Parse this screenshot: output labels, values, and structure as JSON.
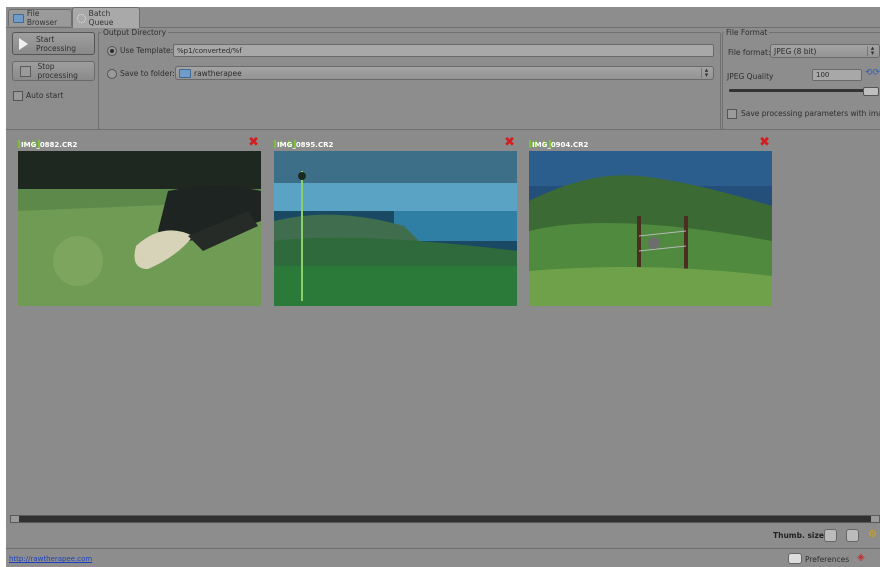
{
  "tabs": [
    {
      "label": "File Browser",
      "icon": "folder-icon"
    },
    {
      "label": "Batch Queue",
      "icon": "gear-icon"
    }
  ],
  "controls": {
    "start_label": "Start Processing",
    "stop_label": "Stop processing",
    "autostart_label": "Auto start"
  },
  "output": {
    "title": "Output Directory",
    "use_template_label": "Use Template:",
    "template_value": "%p1/converted/%f",
    "save_to_folder_label": "Save to folder:",
    "folder_value": "rawtherapee"
  },
  "format": {
    "title": "File Format",
    "file_format_label": "File format:",
    "file_format_value": "JPEG (8 bit)",
    "quality_label": "JPEG Quality",
    "quality_value": "100",
    "save_params_label": "Save processing parameters with image"
  },
  "thumbnails": [
    {
      "filename": "IMG_0882.CR2"
    },
    {
      "filename": "IMG_0895.CR2"
    },
    {
      "filename": "IMG_0904.CR2"
    }
  ],
  "bottom": {
    "thumb_size_label": "Thumb. size:"
  },
  "status": {
    "link": "http://rawtherapee.com",
    "preferences_label": "Preferences"
  },
  "colors": {
    "panel": "#8d8d8d",
    "delete": "#d21e1e",
    "link": "#1d3fc0"
  }
}
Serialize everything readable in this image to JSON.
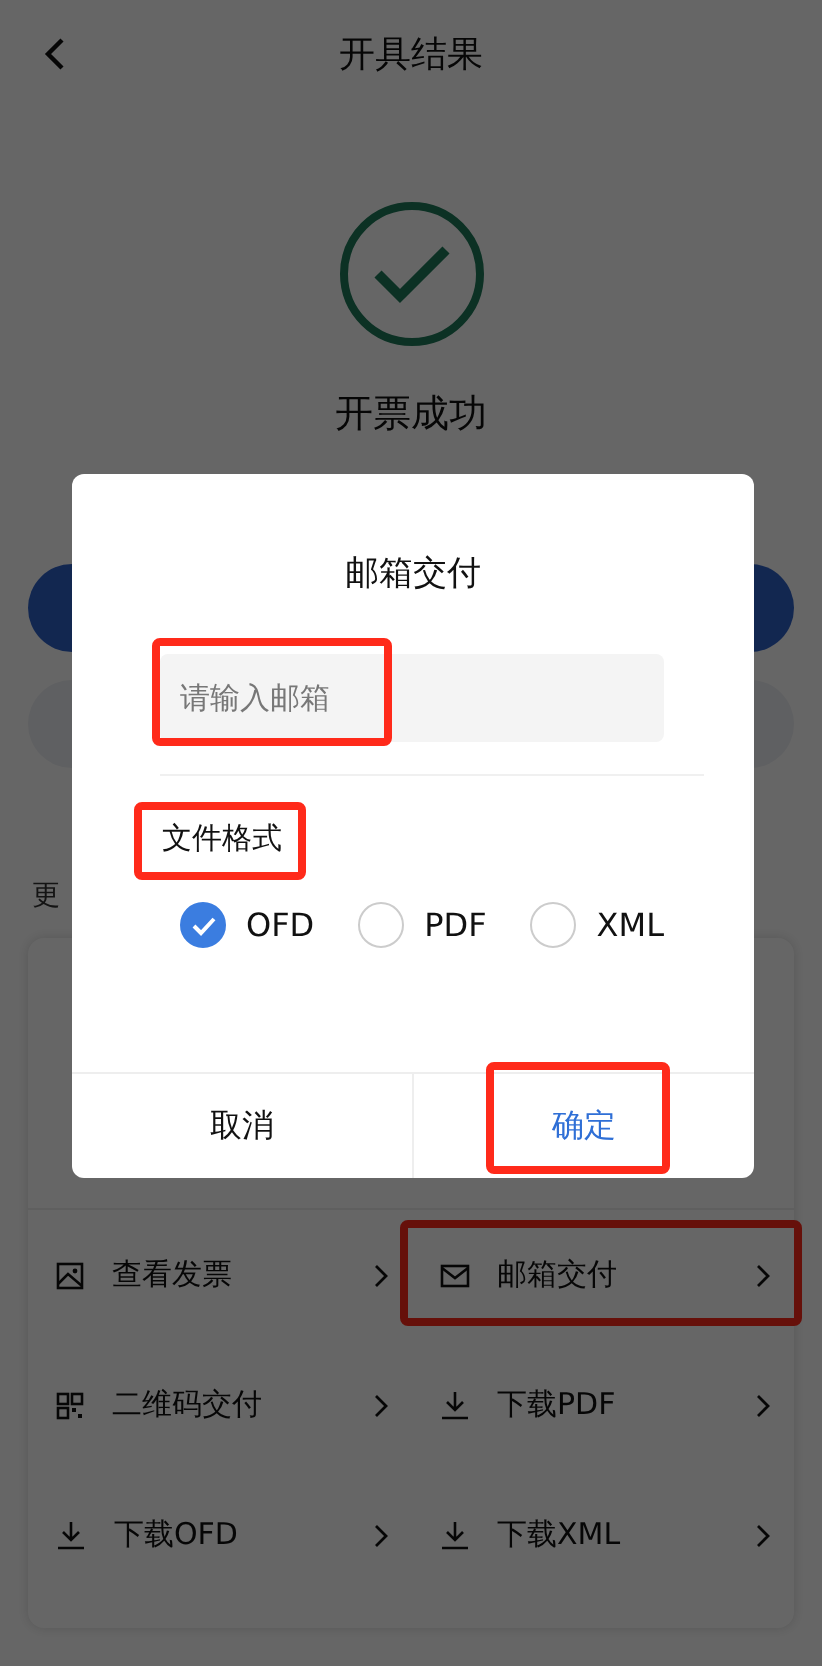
{
  "header": {
    "title": "开具结果"
  },
  "result": {
    "message": "开票成功"
  },
  "more_label": "更",
  "menu": [
    {
      "kind": "view",
      "label": "查看发票",
      "highlighted": false
    },
    {
      "kind": "email",
      "label": "邮箱交付",
      "highlighted": true
    },
    {
      "kind": "qrcode",
      "label": "二维码交付",
      "highlighted": false
    },
    {
      "kind": "download",
      "label": "下载PDF",
      "highlighted": false
    },
    {
      "kind": "download",
      "label": "下载OFD",
      "highlighted": false
    },
    {
      "kind": "download",
      "label": "下载XML",
      "highlighted": false
    }
  ],
  "dialog": {
    "title": "邮箱交付",
    "email": {
      "placeholder": "请输入邮箱",
      "highlighted": true
    },
    "format_label": {
      "text": "文件格式",
      "highlighted": true
    },
    "formats": [
      {
        "label": "OFD",
        "selected": true
      },
      {
        "label": "PDF",
        "selected": false
      },
      {
        "label": "XML",
        "selected": false
      }
    ],
    "buttons": [
      {
        "label": "取消",
        "kind": "cancel",
        "highlighted": false
      },
      {
        "label": "确定",
        "kind": "confirm",
        "highlighted": true
      }
    ]
  }
}
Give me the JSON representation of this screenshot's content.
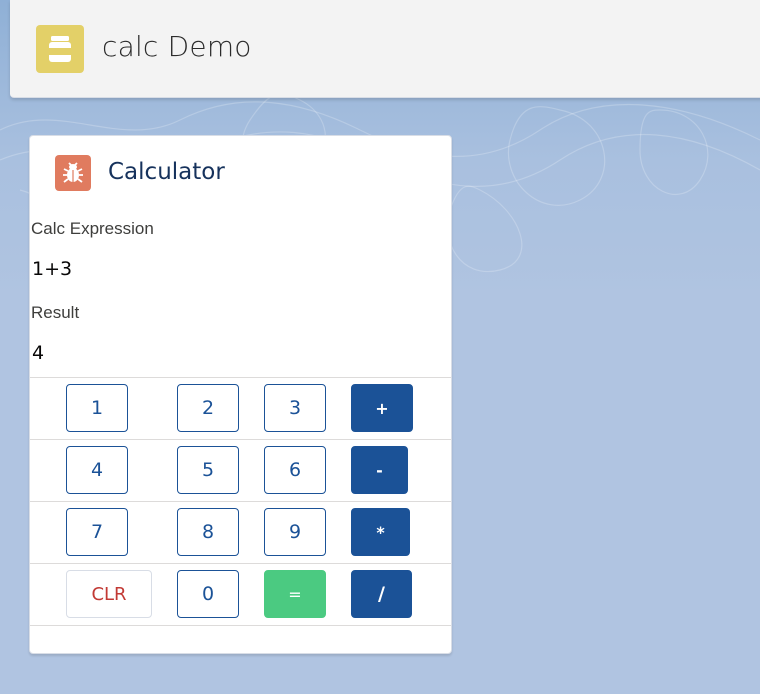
{
  "header": {
    "app_title": "calc Demo",
    "app_icon": "product-icon"
  },
  "card": {
    "title": "Calculator",
    "icon": "bug-icon",
    "expression_label": "Calc Expression",
    "expression_value": "1+3",
    "result_label": "Result",
    "result_value": "4"
  },
  "keypad": {
    "row1": [
      "1",
      "2",
      "3",
      "+"
    ],
    "row2": [
      "4",
      "5",
      "6",
      "-"
    ],
    "row3": [
      "7",
      "8",
      "9",
      "*"
    ],
    "row4": [
      "CLR",
      "0",
      "=",
      "/"
    ]
  },
  "colors": {
    "brand_blue": "#1b5297",
    "equals_green": "#4bca81",
    "clear_red": "#c23934",
    "app_icon_yellow": "#e3d068",
    "card_icon_orange": "#e07b5f"
  }
}
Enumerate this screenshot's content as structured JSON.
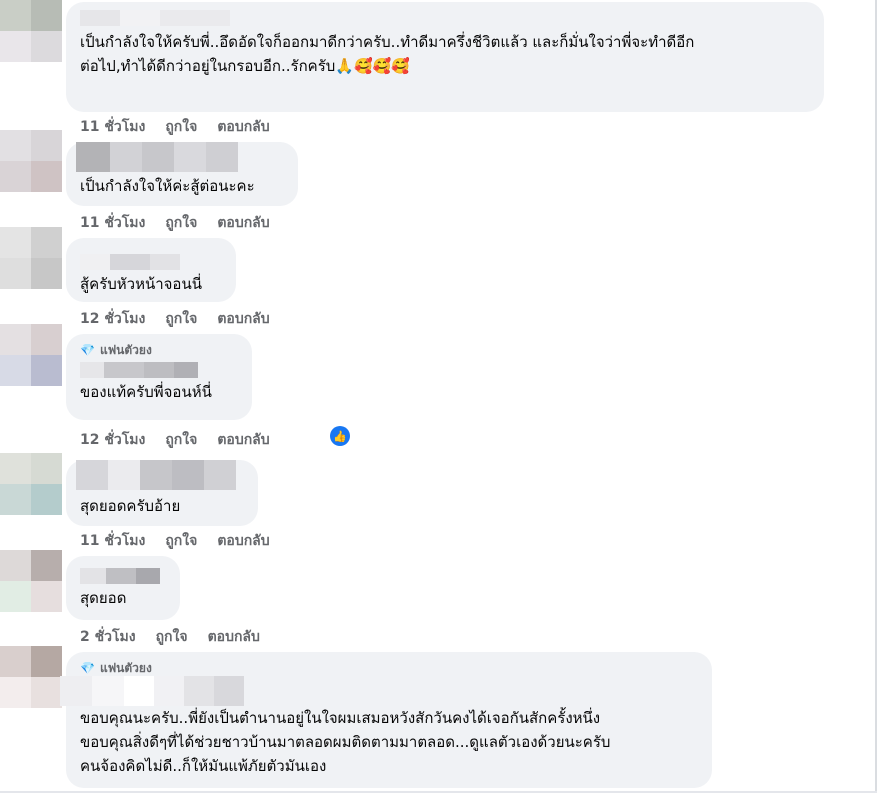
{
  "comments": [
    {
      "text": "เป็นกำลังใจให้ครับพี่..อึดอัดใจก็ออกมาดีกว่าครับ..ทำดีมาครึ่งชีวิตแล้ว และก็มั่นใจว่าพี่จะทำดีอีก\nต่อไป,ทำได้ดีกว่าอยู่ในกรอบอีก..รักครับ🙏🥰🥰🥰",
      "time": "11 ชั่วโมง",
      "like": "ถูกใจ",
      "reply": "ตอบกลับ"
    },
    {
      "text": "เป็นกำลังใจให้ค่ะสู้ต่อนะคะ",
      "time": "11 ชั่วโมง",
      "like": "ถูกใจ",
      "reply": "ตอบกลับ"
    },
    {
      "text": "สู้ครับหัวหน้าจอนนี่",
      "time": "12 ชั่วโมง",
      "like": "ถูกใจ",
      "reply": "ตอบกลับ"
    },
    {
      "badge": "แฟนตัวยง",
      "text": "ของแท้ครับพี่จอนห์นี่",
      "time": "12 ชั่วโมง",
      "like": "ถูกใจ",
      "reply": "ตอบกลับ"
    },
    {
      "text": "สุดยอดครับอ้าย",
      "time": "11 ชั่วโมง",
      "like": "ถูกใจ",
      "reply": "ตอบกลับ"
    },
    {
      "text": "สุดยอด",
      "time": "2 ชั่วโมง",
      "like": "ถูกใจ",
      "reply": "ตอบกลับ"
    },
    {
      "badge": "แฟนตัวยง",
      "text": "ขอบคุณนะครับ..พี่ยังเป็นตำนานอยู่ในใจผมเสมอหวังสักวันคงได้เจอกันสักครั้งหนึ่ง\nขอบคุณสิ่งดีๆที่ได้ช่วยชาวบ้านมาตลอดผมติดตามมาตลอด...ดูแลตัวเองด้วยนะครับ\nคนจ้องคิดไม่ดี..ก็ให้มันแพ้ภัยตัวมันเอง"
    }
  ],
  "colors": {
    "bubble": "#f0f2f5",
    "meta": "#65676b",
    "like_icon": "#1877f2"
  },
  "icons": {
    "badge": "diamond-icon",
    "reaction": "thumbs-up-icon"
  }
}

+--

● TASK BRIEF: Copy the listing word for word, excluding its pictures.

● CORRECT RESULT:
Parse this screenshot: output labels, values, and structure as JSON.
{
  "tabs": [
    {
      "label": "File Browser",
      "icon": "folder-icon"
    },
    {
      "label": "Batch Queue",
      "icon": "gear-icon"
    }
  ],
  "controls": {
    "start_label": "Start Processing",
    "stop_label": "Stop processing",
    "autostart_label": "Auto start"
  },
  "output": {
    "title": "Output Directory",
    "use_template_label": "Use Template:",
    "template_value": "%p1/converted/%f",
    "save_to_folder_label": "Save to folder:",
    "folder_value": "rawtherapee"
  },
  "format": {
    "title": "File Format",
    "file_format_label": "File format:",
    "file_format_value": "JPEG (8 bit)",
    "quality_label": "JPEG Quality",
    "quality_value": "100",
    "save_params_label": "Save processing parameters with image"
  },
  "thumbnails": [
    {
      "filename": "IMG_0882.CR2"
    },
    {
      "filename": "IMG_0895.CR2"
    },
    {
      "filename": "IMG_0904.CR2"
    }
  ],
  "bottom": {
    "thumb_size_label": "Thumb. size:"
  },
  "status": {
    "link": "http://rawtherapee.com",
    "preferences_label": "Preferences"
  },
  "colors": {
    "panel": "#8d8d8d",
    "delete": "#d21e1e",
    "link": "#1d3fc0"
  }
}
Serialize everything readable in this image to JSON.
{
  "header": {
    "title": "开具结果"
  },
  "result": {
    "message": "开票成功"
  },
  "more_label": "更",
  "menu": [
    {
      "kind": "view",
      "label": "查看发票",
      "highlighted": false
    },
    {
      "kind": "email",
      "label": "邮箱交付",
      "highlighted": true
    },
    {
      "kind": "qrcode",
      "label": "二维码交付",
      "highlighted": false
    },
    {
      "kind": "download",
      "label": "下载PDF",
      "highlighted": false
    },
    {
      "kind": "download",
      "label": "下载OFD",
      "highlighted": false
    },
    {
      "kind": "download",
      "label": "下载XML",
      "highlighted": false
    }
  ],
  "dialog": {
    "title": "邮箱交付",
    "email": {
      "placeholder": "请输入邮箱",
      "highlighted": true
    },
    "format_label": {
      "text": "文件格式",
      "highlighted": true
    },
    "formats": [
      {
        "label": "OFD",
        "selected": true
      },
      {
        "label": "PDF",
        "selected": false
      },
      {
        "label": "XML",
        "selected": false
      }
    ],
    "buttons": [
      {
        "label": "取消",
        "kind": "cancel",
        "highlighted": false
      },
      {
        "label": "确定",
        "kind": "confirm",
        "highlighted": true
      }
    ]
  }
}
Give me the JSON representation of this screenshot's content.
{
  "header": {
    "app_title": "calc Demo",
    "app_icon": "product-icon"
  },
  "card": {
    "title": "Calculator",
    "icon": "bug-icon",
    "expression_label": "Calc Expression",
    "expression_value": "1+3",
    "result_label": "Result",
    "result_value": "4"
  },
  "keypad": {
    "row1": [
      "1",
      "2",
      "3",
      "+"
    ],
    "row2": [
      "4",
      "5",
      "6",
      "-"
    ],
    "row3": [
      "7",
      "8",
      "9",
      "*"
    ],
    "row4": [
      "CLR",
      "0",
      "=",
      "/"
    ]
  },
  "colors": {
    "brand_blue": "#1b5297",
    "equals_green": "#4bca81",
    "clear_red": "#c23934",
    "app_icon_yellow": "#e3d068",
    "card_icon_orange": "#e07b5f"
  }
}
Enumerate this screenshot's content as structured JSON.
{
  "comments": [
    {
      "text": "เป็นกำลังใจให้ครับพี่..อึดอัดใจก็ออกมาดีกว่าครับ..ทำดีมาครึ่งชีวิตแล้ว และก็มั่นใจว่าพี่จะทำดีอีก\nต่อไป,ทำได้ดีกว่าอยู่ในกรอบอีก..รักครับ🙏🥰🥰🥰",
      "time": "11 ชั่วโมง",
      "like": "ถูกใจ",
      "reply": "ตอบกลับ"
    },
    {
      "text": "เป็นกำลังใจให้ค่ะสู้ต่อนะคะ",
      "time": "11 ชั่วโมง",
      "like": "ถูกใจ",
      "reply": "ตอบกลับ"
    },
    {
      "text": "สู้ครับหัวหน้าจอนนี่",
      "time": "12 ชั่วโมง",
      "like": "ถูกใจ",
      "reply": "ตอบกลับ"
    },
    {
      "badge": "แฟนตัวยง",
      "text": "ของแท้ครับพี่จอนห์นี่",
      "time": "12 ชั่วโมง",
      "like": "ถูกใจ",
      "reply": "ตอบกลับ"
    },
    {
      "text": "สุดยอดครับอ้าย",
      "time": "11 ชั่วโมง",
      "like": "ถูกใจ",
      "reply": "ตอบกลับ"
    },
    {
      "text": "สุดยอด",
      "time": "2 ชั่วโมง",
      "like": "ถูกใจ",
      "reply": "ตอบกลับ"
    },
    {
      "badge": "แฟนตัวยง",
      "text": "ขอบคุณนะครับ..พี่ยังเป็นตำนานอยู่ในใจผมเสมอหวังสักวันคงได้เจอกันสักครั้งหนึ่ง\nขอบคุณสิ่งดีๆที่ได้ช่วยชาวบ้านมาตลอดผมติดตามมาตลอด...ดูแลตัวเองด้วยนะครับ\nคนจ้องคิดไม่ดี..ก็ให้มันแพ้ภัยตัวมันเอง"
    }
  ],
  "colors": {
    "bubble": "#f0f2f5",
    "meta": "#65676b",
    "like_icon": "#1877f2"
  },
  "icons": {
    "badge": "diamond-icon",
    "reaction": "thumbs-up-icon"
  }
}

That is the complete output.